◆ **WHAT THIS EXERCISE ASKS**
1 – Based on the passage on SARS-CoV-2 spike variants, decide whether each statement agrees with it: (a) D614G favors closed RBD conformations; (b) in Alpha, P681H increases S1/S2 cleavage; (c) K417N strengthens a salt bridge with ACE2. For each, answer yes or no and quote the deciding words.
2 – List every spike substitution named in the passage on SARS-CoV-2 spike variants.
3 – According to the passage on SARS-CoV-2 spike variants, why is Beta's gain in ACE2 affinity from N501Y moderated?

◆ **DOCUMENT TEXT**
——

Findings demonstrate that SARS-CoV-2 variants have evolved distinct but convergent mechanisms to increase effective receptor engagement and likely transmissibility in humans. The early D614G substitution primes spikes for receptor binding by favoring open RBD conformations and stabilizing pre-fusion trimers (reduced S1 shedding). Alpha further enhances ACE2 binding through N501Y and increases S1/S2 cleavage (via P681H), resulting in near-complete cleavage and a trimer that remains intact upon ACE2 binding. This stability may promote multivalent ACE2 engagement and improved cell attachment. Beta also leverages N501Y for increased ACE2 affinity but includes K417N, which disrupts a salt bridge with ACE2, moderating the affinity gain while stabilizing the open trimeric conformation needed for receptor binding. Collectively, these changes increase the accessibility and avidity of RBDs for ACE2 on host cells, which can translate into higher infectivity. The structural and biophysical insights reconcile prior observations of increased transmissibility for these variants and highlight how combinations of substitutions within RBD, inter-protomer interfaces, and cleavage sites tune spike function in the human host.

——

◆ **DATASET EXCERPTS**
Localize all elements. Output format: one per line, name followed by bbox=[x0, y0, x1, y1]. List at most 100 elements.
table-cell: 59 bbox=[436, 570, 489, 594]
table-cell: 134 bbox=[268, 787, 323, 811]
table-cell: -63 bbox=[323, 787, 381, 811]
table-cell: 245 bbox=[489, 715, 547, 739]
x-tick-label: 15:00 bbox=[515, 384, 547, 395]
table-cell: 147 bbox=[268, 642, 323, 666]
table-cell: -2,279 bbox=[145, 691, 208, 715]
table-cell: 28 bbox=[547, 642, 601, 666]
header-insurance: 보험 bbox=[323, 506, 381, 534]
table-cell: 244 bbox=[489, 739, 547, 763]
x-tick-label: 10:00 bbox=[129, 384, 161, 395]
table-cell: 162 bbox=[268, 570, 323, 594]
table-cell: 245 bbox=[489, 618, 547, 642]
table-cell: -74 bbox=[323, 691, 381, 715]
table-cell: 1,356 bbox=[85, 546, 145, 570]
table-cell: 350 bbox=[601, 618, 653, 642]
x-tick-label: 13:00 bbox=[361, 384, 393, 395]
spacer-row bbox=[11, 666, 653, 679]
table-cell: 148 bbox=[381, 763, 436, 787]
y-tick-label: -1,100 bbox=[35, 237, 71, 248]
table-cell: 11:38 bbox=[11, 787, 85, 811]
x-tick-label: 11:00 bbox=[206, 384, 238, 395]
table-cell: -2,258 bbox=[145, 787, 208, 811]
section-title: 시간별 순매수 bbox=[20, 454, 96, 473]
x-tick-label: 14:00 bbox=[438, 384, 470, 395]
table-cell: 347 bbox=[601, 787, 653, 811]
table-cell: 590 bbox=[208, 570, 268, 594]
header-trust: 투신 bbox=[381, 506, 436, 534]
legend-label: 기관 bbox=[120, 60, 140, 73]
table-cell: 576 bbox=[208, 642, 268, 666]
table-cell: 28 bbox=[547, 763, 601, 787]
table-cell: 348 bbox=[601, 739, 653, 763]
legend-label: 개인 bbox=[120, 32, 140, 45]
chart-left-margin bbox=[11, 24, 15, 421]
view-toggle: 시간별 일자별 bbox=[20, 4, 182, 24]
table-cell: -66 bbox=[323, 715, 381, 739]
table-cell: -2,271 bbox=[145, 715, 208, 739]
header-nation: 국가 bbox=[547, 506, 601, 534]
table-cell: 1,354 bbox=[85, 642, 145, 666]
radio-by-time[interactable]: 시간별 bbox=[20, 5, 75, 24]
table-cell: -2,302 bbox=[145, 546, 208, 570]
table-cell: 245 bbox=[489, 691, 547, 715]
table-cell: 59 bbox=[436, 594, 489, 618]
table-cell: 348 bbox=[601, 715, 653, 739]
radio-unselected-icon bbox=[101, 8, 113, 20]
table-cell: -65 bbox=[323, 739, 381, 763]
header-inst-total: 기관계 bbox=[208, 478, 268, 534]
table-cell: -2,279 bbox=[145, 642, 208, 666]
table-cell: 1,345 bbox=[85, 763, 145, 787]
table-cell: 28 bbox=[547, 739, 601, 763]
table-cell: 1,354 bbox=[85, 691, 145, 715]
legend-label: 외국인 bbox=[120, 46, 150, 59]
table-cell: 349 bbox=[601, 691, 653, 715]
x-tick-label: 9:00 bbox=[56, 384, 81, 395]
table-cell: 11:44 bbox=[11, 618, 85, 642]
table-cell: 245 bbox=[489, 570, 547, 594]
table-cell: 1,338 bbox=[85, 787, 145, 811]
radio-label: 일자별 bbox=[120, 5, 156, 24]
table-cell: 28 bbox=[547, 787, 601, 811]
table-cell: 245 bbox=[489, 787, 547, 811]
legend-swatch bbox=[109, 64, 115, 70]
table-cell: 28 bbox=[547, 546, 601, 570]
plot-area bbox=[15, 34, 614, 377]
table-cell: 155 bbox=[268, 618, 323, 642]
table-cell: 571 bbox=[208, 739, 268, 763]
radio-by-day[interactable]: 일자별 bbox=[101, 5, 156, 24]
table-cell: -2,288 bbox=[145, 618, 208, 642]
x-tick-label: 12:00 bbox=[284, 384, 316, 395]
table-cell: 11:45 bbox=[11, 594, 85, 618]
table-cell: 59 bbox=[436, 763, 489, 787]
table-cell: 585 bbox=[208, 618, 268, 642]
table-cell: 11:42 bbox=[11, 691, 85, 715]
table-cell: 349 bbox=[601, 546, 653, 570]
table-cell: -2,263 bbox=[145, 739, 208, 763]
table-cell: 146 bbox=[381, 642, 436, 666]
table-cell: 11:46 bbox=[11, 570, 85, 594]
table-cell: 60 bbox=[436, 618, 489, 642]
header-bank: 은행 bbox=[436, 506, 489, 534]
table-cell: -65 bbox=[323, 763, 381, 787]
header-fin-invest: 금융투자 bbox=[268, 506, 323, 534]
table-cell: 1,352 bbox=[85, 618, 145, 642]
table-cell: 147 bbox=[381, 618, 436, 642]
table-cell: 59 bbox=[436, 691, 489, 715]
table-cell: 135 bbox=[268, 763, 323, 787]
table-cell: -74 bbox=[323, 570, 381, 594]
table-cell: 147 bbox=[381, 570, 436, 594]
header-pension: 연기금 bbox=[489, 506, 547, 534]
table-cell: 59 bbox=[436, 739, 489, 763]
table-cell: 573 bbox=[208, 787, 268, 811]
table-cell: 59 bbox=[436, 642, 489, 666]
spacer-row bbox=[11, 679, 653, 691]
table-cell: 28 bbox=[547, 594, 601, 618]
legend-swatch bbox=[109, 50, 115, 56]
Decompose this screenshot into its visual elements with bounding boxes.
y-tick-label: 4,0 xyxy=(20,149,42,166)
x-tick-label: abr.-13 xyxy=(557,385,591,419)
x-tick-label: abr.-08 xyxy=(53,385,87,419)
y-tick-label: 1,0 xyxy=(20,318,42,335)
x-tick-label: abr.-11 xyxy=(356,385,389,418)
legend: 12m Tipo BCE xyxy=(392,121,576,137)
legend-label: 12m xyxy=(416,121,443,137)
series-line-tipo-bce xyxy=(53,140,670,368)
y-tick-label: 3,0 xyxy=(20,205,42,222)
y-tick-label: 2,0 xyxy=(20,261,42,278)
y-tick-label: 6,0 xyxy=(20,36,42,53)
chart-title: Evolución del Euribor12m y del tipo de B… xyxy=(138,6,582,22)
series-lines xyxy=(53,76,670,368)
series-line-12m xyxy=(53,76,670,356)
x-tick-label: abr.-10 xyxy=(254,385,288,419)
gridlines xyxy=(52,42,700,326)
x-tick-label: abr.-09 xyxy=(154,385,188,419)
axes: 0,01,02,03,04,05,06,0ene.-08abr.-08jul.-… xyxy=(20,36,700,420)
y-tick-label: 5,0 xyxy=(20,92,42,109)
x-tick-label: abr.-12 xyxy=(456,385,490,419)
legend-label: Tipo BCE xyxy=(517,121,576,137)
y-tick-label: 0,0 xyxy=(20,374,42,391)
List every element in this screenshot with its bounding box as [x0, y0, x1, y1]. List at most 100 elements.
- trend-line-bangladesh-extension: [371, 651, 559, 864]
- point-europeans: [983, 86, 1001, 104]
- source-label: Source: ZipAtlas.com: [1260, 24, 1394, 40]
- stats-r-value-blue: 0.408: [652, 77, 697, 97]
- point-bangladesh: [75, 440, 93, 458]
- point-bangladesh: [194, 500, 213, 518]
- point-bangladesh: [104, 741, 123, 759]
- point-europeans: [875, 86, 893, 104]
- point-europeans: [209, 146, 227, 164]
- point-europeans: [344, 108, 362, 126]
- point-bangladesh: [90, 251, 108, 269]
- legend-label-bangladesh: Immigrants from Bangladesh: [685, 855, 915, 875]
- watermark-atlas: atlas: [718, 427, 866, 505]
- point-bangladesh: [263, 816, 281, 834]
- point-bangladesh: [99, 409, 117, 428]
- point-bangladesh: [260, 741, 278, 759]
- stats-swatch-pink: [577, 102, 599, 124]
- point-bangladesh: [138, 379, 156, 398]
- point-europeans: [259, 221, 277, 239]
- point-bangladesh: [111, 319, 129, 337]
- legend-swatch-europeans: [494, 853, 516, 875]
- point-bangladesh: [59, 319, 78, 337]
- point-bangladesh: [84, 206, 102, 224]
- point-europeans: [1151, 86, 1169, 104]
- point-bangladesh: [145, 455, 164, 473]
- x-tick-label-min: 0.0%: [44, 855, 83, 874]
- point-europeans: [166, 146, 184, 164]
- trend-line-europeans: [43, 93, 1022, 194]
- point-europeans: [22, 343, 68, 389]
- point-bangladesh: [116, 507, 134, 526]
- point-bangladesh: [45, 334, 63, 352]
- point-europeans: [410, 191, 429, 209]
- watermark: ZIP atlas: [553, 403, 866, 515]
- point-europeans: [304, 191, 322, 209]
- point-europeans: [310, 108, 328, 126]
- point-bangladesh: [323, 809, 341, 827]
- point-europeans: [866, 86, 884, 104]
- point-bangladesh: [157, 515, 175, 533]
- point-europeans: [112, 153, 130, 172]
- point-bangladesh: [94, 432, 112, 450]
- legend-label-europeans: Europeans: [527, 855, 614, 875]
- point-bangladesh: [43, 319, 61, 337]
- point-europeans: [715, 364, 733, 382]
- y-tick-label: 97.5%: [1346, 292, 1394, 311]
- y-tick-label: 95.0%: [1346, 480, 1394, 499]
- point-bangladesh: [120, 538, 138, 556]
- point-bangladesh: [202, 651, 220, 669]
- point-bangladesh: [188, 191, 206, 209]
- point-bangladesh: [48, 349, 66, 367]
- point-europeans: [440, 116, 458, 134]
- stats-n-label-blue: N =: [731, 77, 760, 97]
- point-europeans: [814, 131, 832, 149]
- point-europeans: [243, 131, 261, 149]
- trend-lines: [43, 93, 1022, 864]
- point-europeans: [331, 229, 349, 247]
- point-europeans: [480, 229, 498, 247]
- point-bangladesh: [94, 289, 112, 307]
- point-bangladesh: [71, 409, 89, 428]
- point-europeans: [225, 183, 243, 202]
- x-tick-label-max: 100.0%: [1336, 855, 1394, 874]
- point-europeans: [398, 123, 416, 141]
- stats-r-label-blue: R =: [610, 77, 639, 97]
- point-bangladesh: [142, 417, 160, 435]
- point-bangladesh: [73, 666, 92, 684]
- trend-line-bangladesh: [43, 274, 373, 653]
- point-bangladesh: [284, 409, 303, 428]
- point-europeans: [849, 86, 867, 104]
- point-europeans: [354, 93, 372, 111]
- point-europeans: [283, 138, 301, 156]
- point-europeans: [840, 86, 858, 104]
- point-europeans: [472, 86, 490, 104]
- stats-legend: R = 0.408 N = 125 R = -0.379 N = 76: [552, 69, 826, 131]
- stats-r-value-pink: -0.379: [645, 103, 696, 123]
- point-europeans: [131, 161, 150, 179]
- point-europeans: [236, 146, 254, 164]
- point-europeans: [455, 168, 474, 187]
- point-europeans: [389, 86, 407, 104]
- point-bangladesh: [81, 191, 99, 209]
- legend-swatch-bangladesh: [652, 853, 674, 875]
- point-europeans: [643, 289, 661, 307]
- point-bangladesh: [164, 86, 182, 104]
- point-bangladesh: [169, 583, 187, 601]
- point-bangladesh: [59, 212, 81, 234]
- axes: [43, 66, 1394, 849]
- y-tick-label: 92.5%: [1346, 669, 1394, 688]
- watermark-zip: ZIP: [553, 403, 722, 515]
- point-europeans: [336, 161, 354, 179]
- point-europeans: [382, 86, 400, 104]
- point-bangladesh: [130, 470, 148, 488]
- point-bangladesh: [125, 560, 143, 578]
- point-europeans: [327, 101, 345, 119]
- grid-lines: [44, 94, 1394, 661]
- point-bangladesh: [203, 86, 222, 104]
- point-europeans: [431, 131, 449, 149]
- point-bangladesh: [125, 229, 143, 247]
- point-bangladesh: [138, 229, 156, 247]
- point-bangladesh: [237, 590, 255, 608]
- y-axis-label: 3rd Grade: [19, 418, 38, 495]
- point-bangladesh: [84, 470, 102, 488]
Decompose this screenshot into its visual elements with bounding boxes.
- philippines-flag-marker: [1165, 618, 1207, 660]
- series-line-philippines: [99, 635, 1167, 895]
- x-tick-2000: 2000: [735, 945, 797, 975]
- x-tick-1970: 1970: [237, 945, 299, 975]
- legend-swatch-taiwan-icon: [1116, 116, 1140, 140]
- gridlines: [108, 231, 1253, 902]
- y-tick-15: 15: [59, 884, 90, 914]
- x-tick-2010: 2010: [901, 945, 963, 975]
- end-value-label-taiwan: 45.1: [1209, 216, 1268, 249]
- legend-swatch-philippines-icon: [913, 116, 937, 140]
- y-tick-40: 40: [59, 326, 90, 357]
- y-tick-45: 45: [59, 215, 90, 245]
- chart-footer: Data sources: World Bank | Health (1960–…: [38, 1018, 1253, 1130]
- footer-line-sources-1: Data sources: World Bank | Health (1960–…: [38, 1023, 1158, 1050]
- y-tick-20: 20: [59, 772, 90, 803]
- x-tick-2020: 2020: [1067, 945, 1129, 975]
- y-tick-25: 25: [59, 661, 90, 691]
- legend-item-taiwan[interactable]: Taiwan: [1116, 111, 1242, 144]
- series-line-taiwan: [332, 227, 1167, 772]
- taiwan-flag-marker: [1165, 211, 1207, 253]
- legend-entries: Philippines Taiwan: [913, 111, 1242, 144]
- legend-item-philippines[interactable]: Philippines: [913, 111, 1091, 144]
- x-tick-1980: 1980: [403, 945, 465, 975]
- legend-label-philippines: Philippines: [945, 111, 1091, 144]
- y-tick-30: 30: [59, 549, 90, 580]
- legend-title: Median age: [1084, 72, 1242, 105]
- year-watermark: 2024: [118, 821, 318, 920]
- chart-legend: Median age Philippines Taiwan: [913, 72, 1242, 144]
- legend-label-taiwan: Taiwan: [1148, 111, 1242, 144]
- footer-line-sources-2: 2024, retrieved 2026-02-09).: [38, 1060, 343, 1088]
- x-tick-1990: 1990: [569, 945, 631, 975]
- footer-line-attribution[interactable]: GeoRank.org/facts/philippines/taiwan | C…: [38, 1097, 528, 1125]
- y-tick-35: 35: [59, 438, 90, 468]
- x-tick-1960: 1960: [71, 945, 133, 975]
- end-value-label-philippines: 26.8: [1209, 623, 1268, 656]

——

◆ **TASK-BY-TASK ANSWERS**
1 –
(a) No: "favoring open RBD conformations."
(b) Yes: "increases S1/S2 cleavage (via P681H)."
(c) No: "K417N, which disrupts a salt bridge with ACE2."

2 – D614G, N501Y, P681H, K417N

3 – Beta also carries K417N, which disrupts a salt bridge with ACE2. This moderates the affinity gain from N501Y.